Look through the material below. Copy each line that contains the string "JSON".

Stored data entries
- - - - - - -

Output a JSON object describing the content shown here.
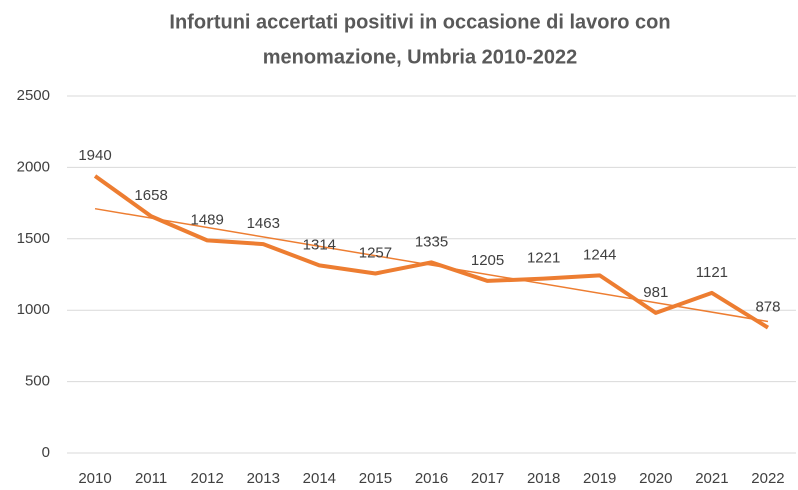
{
  "chart_data": {
    "type": "line",
    "title": [
      "Infortuni accertati positivi in  occasione di lavoro con",
      "menomazione, Umbria 2010-2022"
    ],
    "categories": [
      "2010",
      "2011",
      "2012",
      "2013",
      "2014",
      "2015",
      "2016",
      "2017",
      "2018",
      "2019",
      "2020",
      "2021",
      "2022"
    ],
    "values": [
      1940,
      1658,
      1489,
      1463,
      1314,
      1257,
      1335,
      1205,
      1221,
      1244,
      981,
      1121,
      878
    ],
    "color": "#ed7d31",
    "trendline": true,
    "ylim": [
      0,
      2500
    ],
    "yticks": [
      0,
      500,
      1000,
      1500,
      2000,
      2500
    ],
    "grid": true
  }
}
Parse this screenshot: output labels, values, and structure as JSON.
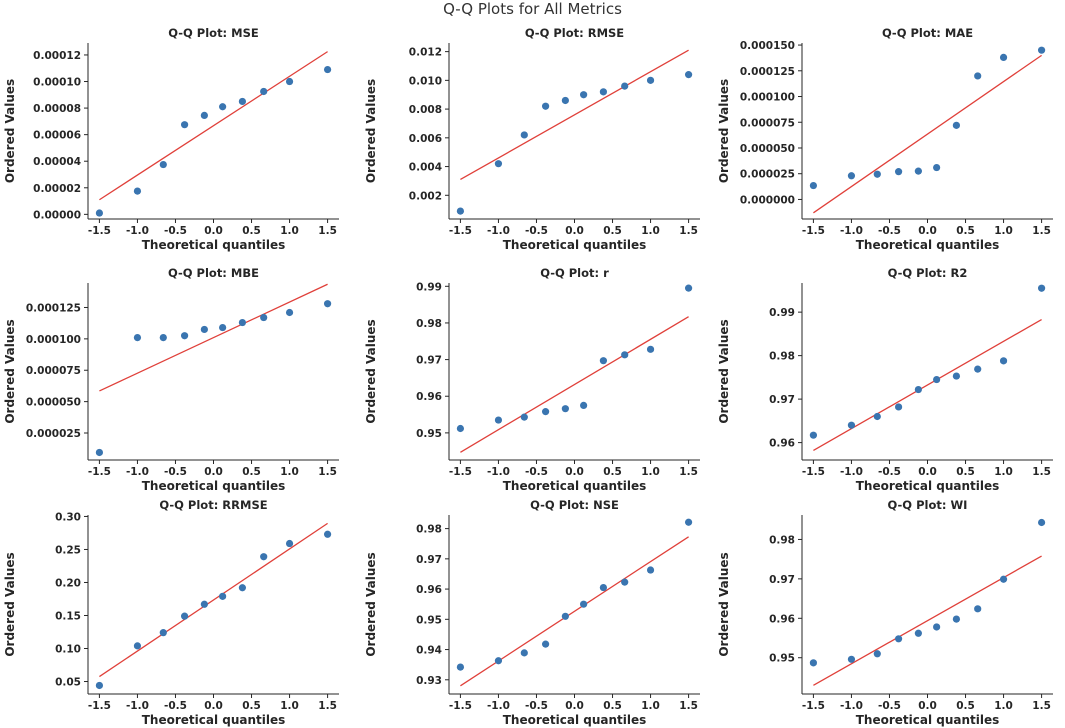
{
  "figure": {
    "title": "Q-Q Plots for All Metrics",
    "colors": {
      "point": "#3a75b0",
      "line": "#e0403a",
      "text": "#262626"
    }
  },
  "chart_data": [
    {
      "type": "scatter",
      "title": "Q-Q Plot: MSE",
      "xlabel": "Theoretical quantiles",
      "ylabel": "Ordered Values",
      "xlim": [
        -1.65,
        1.65
      ],
      "ylim": [
        -3.5e-06,
        0.000129
      ],
      "xticks": [
        -1.5,
        -1.0,
        -0.5,
        0.0,
        0.5,
        1.0,
        1.5
      ],
      "xtick_labels": [
        "-1.5",
        "-1.0",
        "-0.5",
        "0.0",
        "0.5",
        "1.0",
        "1.5"
      ],
      "yticks": [
        0.0,
        2e-05,
        4e-05,
        6e-05,
        8e-05,
        0.0001,
        0.00012
      ],
      "ytick_labels": [
        "0.00000",
        "0.00002",
        "0.00004",
        "0.00006",
        "0.00008",
        "0.00010",
        "0.00012"
      ],
      "x": [
        -1.5,
        -1.0,
        -0.66,
        -0.38,
        -0.12,
        0.12,
        0.38,
        0.66,
        1.0,
        1.5
      ],
      "y": [
        1e-06,
        1.75e-05,
        3.75e-05,
        6.75e-05,
        7.45e-05,
        8.1e-05,
        8.5e-05,
        9.25e-05,
        0.0001,
        0.000109
      ],
      "fit": {
        "x": [
          -1.5,
          1.5
        ],
        "y": [
          1.1e-05,
          0.0001225
        ]
      }
    },
    {
      "type": "scatter",
      "title": "Q-Q Plot: RMSE",
      "xlabel": "Theoretical quantiles",
      "ylabel": "Ordered Values",
      "xlim": [
        -1.65,
        1.65
      ],
      "ylim": [
        0.00035,
        0.0126
      ],
      "xticks": [
        -1.5,
        -1.0,
        -0.5,
        0.0,
        0.5,
        1.0,
        1.5
      ],
      "xtick_labels": [
        "-1.5",
        "-1.0",
        "-0.5",
        "0.0",
        "0.5",
        "1.0",
        "1.5"
      ],
      "yticks": [
        0.002,
        0.004,
        0.006,
        0.008,
        0.01,
        0.012
      ],
      "ytick_labels": [
        "0.002",
        "0.004",
        "0.006",
        "0.008",
        "0.010",
        "0.012"
      ],
      "x": [
        -1.5,
        -1.0,
        -0.66,
        -0.38,
        -0.12,
        0.12,
        0.38,
        0.66,
        1.0,
        1.5
      ],
      "y": [
        0.0009,
        0.0042,
        0.0062,
        0.0082,
        0.0086,
        0.009,
        0.0092,
        0.0096,
        0.01,
        0.0104
      ],
      "fit": {
        "x": [
          -1.5,
          1.5
        ],
        "y": [
          0.0031,
          0.0121
        ]
      }
    },
    {
      "type": "scatter",
      "title": "Q-Q Plot: MAE",
      "xlabel": "Theoretical quantiles",
      "ylabel": "Ordered Values",
      "xlim": [
        -1.65,
        1.65
      ],
      "ylim": [
        -1.9e-05,
        0.000152
      ],
      "xticks": [
        -1.5,
        -1.0,
        -0.5,
        0.0,
        0.5,
        1.0,
        1.5
      ],
      "xtick_labels": [
        "-1.5",
        "-1.0",
        "-0.5",
        "0.0",
        "0.5",
        "1.0",
        "1.5"
      ],
      "yticks": [
        0.0,
        2.5e-05,
        5e-05,
        7.5e-05,
        0.0001,
        0.000125,
        0.00015
      ],
      "ytick_labels": [
        "0.000000",
        "0.000025",
        "0.000050",
        "0.000075",
        "0.000100",
        "0.000125",
        "0.000150"
      ],
      "x": [
        -1.5,
        -1.0,
        -0.66,
        -0.38,
        -0.12,
        0.12,
        0.38,
        0.66,
        1.0,
        1.5
      ],
      "y": [
        1.35e-05,
        2.3e-05,
        2.45e-05,
        2.7e-05,
        2.75e-05,
        3.1e-05,
        7.2e-05,
        0.00012,
        0.000138,
        0.000145
      ],
      "fit": {
        "x": [
          -1.5,
          1.5
        ],
        "y": [
          -1.3e-05,
          0.00014
        ]
      }
    },
    {
      "type": "scatter",
      "title": "Q-Q Plot: MBE",
      "xlabel": "Theoretical quantiles",
      "ylabel": "Ordered Values",
      "xlim": [
        -1.65,
        1.65
      ],
      "ylim": [
        3.5e-06,
        0.0001445
      ],
      "xticks": [
        -1.5,
        -1.0,
        -0.5,
        0.0,
        0.5,
        1.0,
        1.5
      ],
      "xtick_labels": [
        "-1.5",
        "-1.0",
        "-0.5",
        "0.0",
        "0.5",
        "1.0",
        "1.5"
      ],
      "yticks": [
        2.5e-05,
        5e-05,
        7.5e-05,
        0.0001,
        0.000125
      ],
      "ytick_labels": [
        "0.000025",
        "0.000050",
        "0.000075",
        "0.000100",
        "0.000125"
      ],
      "x": [
        -1.5,
        -1.0,
        -0.66,
        -0.38,
        -0.12,
        0.12,
        0.38,
        0.66,
        1.0,
        1.5
      ],
      "y": [
        9.5e-06,
        0.000101,
        0.000101,
        0.0001025,
        0.0001075,
        0.000109,
        0.000113,
        0.000117,
        0.000121,
        0.000128
      ],
      "fit": {
        "x": [
          -1.5,
          1.5
        ],
        "y": [
          5.85e-05,
          0.0001435
        ]
      }
    },
    {
      "type": "scatter",
      "title": "Q-Q Plot: r",
      "xlabel": "Theoretical quantiles",
      "ylabel": "Ordered Values",
      "xlim": [
        -1.65,
        1.65
      ],
      "ylim": [
        0.9426,
        0.9909
      ],
      "xticks": [
        -1.5,
        -1.0,
        -0.5,
        0.0,
        0.5,
        1.0,
        1.5
      ],
      "xtick_labels": [
        "-1.5",
        "-1.0",
        "-0.5",
        "0.0",
        "0.5",
        "1.0",
        "1.5"
      ],
      "yticks": [
        0.95,
        0.96,
        0.97,
        0.98,
        0.99
      ],
      "ytick_labels": [
        "0.95",
        "0.96",
        "0.97",
        "0.98",
        "0.99"
      ],
      "x": [
        -1.5,
        -1.0,
        -0.66,
        -0.38,
        -0.12,
        0.12,
        0.38,
        0.66,
        1.0,
        1.5
      ],
      "y": [
        0.9512,
        0.9535,
        0.9543,
        0.9558,
        0.9566,
        0.9575,
        0.9697,
        0.9713,
        0.9728,
        0.9895
      ],
      "fit": {
        "x": [
          -1.5,
          1.5
        ],
        "y": [
          0.9447,
          0.9817
        ]
      }
    },
    {
      "type": "scatter",
      "title": "Q-Q Plot: R2",
      "xlabel": "Theoretical quantiles",
      "ylabel": "Ordered Values",
      "xlim": [
        -1.65,
        1.65
      ],
      "ylim": [
        0.956,
        0.9967
      ],
      "xticks": [
        -1.5,
        -1.0,
        -0.5,
        0.0,
        0.5,
        1.0,
        1.5
      ],
      "xtick_labels": [
        "-1.5",
        "-1.0",
        "-0.5",
        "0.0",
        "0.5",
        "1.0",
        "1.5"
      ],
      "yticks": [
        0.96,
        0.97,
        0.98,
        0.99
      ],
      "ytick_labels": [
        "0.96",
        "0.97",
        "0.98",
        "0.99"
      ],
      "x": [
        -1.5,
        -1.0,
        -0.66,
        -0.38,
        -0.12,
        0.12,
        0.38,
        0.66,
        1.0,
        1.5
      ],
      "y": [
        0.9617,
        0.964,
        0.966,
        0.9682,
        0.9722,
        0.9745,
        0.9753,
        0.9769,
        0.9788,
        0.9955
      ],
      "fit": {
        "x": [
          -1.5,
          1.5
        ],
        "y": [
          0.9582,
          0.9883
        ]
      }
    },
    {
      "type": "scatter",
      "title": "Q-Q Plot: RRMSE",
      "xlabel": "Theoretical quantiles",
      "ylabel": "Ordered Values",
      "xlim": [
        -1.65,
        1.65
      ],
      "ylim": [
        0.0311,
        0.3022
      ],
      "xticks": [
        -1.5,
        -1.0,
        -0.5,
        0.0,
        0.5,
        1.0,
        1.5
      ],
      "xtick_labels": [
        "-1.5",
        "-1.0",
        "-0.5",
        "0.0",
        "0.5",
        "1.0",
        "1.5"
      ],
      "yticks": [
        0.05,
        0.1,
        0.15,
        0.2,
        0.25,
        0.3
      ],
      "ytick_labels": [
        "0.05",
        "0.10",
        "0.15",
        "0.20",
        "0.25",
        "0.30"
      ],
      "x": [
        -1.5,
        -1.0,
        -0.66,
        -0.38,
        -0.12,
        0.12,
        0.38,
        0.66,
        1.0,
        1.5
      ],
      "y": [
        0.044,
        0.104,
        0.124,
        0.149,
        0.167,
        0.179,
        0.192,
        0.239,
        0.259,
        0.273
      ],
      "fit": {
        "x": [
          -1.5,
          1.5
        ],
        "y": [
          0.0575,
          0.2895
        ]
      }
    },
    {
      "type": "scatter",
      "title": "Q-Q Plot: NSE",
      "xlabel": "Theoretical quantiles",
      "ylabel": "Ordered Values",
      "xlim": [
        -1.65,
        1.65
      ],
      "ylim": [
        0.9253,
        0.9845
      ],
      "xticks": [
        -1.5,
        -1.0,
        -0.5,
        0.0,
        0.5,
        1.0,
        1.5
      ],
      "xtick_labels": [
        "-1.5",
        "-1.0",
        "-0.5",
        "0.0",
        "0.5",
        "1.0",
        "1.5"
      ],
      "yticks": [
        0.93,
        0.94,
        0.95,
        0.96,
        0.97,
        0.98
      ],
      "ytick_labels": [
        "0.93",
        "0.94",
        "0.95",
        "0.96",
        "0.97",
        "0.98"
      ],
      "x": [
        -1.5,
        -1.0,
        -0.66,
        -0.38,
        -0.12,
        0.12,
        0.38,
        0.66,
        1.0,
        1.5
      ],
      "y": [
        0.9342,
        0.9363,
        0.9389,
        0.9418,
        0.951,
        0.955,
        0.9605,
        0.9623,
        0.9663,
        0.9821
      ],
      "fit": {
        "x": [
          -1.5,
          1.5
        ],
        "y": [
          0.928,
          0.9773
        ]
      }
    },
    {
      "type": "scatter",
      "title": "Q-Q Plot: WI",
      "xlabel": "Theoretical quantiles",
      "ylabel": "Ordered Values",
      "xlim": [
        -1.65,
        1.65
      ],
      "ylim": [
        0.9408,
        0.9862
      ],
      "xticks": [
        -1.5,
        -1.0,
        -0.5,
        0.0,
        0.5,
        1.0,
        1.5
      ],
      "xtick_labels": [
        "-1.5",
        "-1.0",
        "-0.5",
        "0.0",
        "0.5",
        "1.0",
        "1.5"
      ],
      "yticks": [
        0.95,
        0.96,
        0.97,
        0.98
      ],
      "ytick_labels": [
        "0.95",
        "0.96",
        "0.97",
        "0.98"
      ],
      "x": [
        -1.5,
        -1.0,
        -0.66,
        -0.38,
        -0.12,
        0.12,
        0.38,
        0.66,
        1.0,
        1.5
      ],
      "y": [
        0.9487,
        0.9496,
        0.951,
        0.9548,
        0.9562,
        0.9578,
        0.9598,
        0.9624,
        0.9699,
        0.9843
      ],
      "fit": {
        "x": [
          -1.5,
          1.5
        ],
        "y": [
          0.943,
          0.9758
        ]
      }
    }
  ]
}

- - - - - - -

Solution for this task:
Output a JSON object describing the content shown here.
Parse this screenshot: output labels, values, and structure as JSON.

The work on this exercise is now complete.